OBIETTIVO.
Nel brano proposto, da quale età circa chi scrive afferma di essere cherofobica?

BRANO PROPOSTO.

Facendo un’attenta analisi su me stessa ho notato di essere cherofobica da diversi anni ormai, più o meno da quando avevo 12 anni. Prima ero una bambina spensierata ed entusiasta della vita, niente aveva il potere di buttarmi giù. Mi rialzavo ogni volta con il sorriso, convinta che il secondo tentativo sarebbe stato quello buono. Oggi mi rialzo solo perché, se rimanessi a terra, ci sarebbe sicuramente qualcuno che mi passerebbe sopra rompendomi ogni singolo osso.
Non ho ancora capito quale sia il meccanismo che si innesca quando cresciamo. Forse siamo tutti già programmati – c’è chi nasce ottimista, chi tipicamente leopardiano e chi infinitamente angosciato – e ci accendono l’interruttore allo scoccare della mezzanotte di un fantomatico e fatidico giorno. Per poi farci aprire gli occhi e non capire come abbiamo fatto a diventare il nostro opposto così repentinamente. Oppure magari esiste un’altra teoria, come quella del cappello di Harry Potter, che ci smista a seconda della nostra casa di appartenenza. Tutto quello che so è che non ho scelto io di essere così e cambiare mi resta impossibile.

MATERIALE FORNITO.
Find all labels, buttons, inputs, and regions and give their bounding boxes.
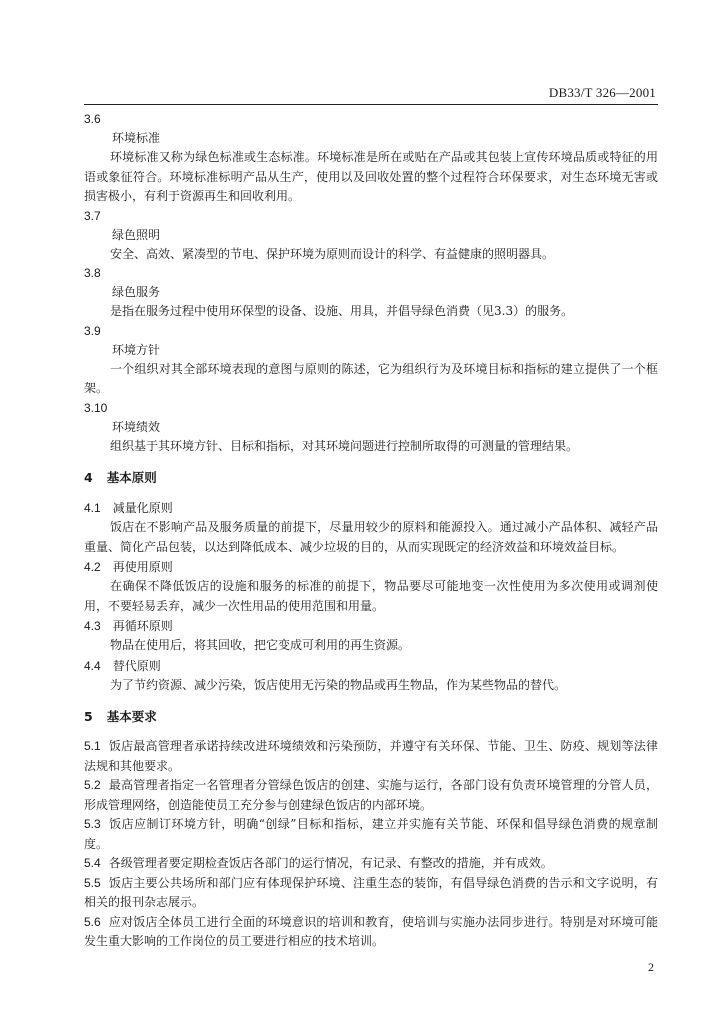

RISPOSTA AL COMPITO.
Più o meno da quando aveva 12 anni.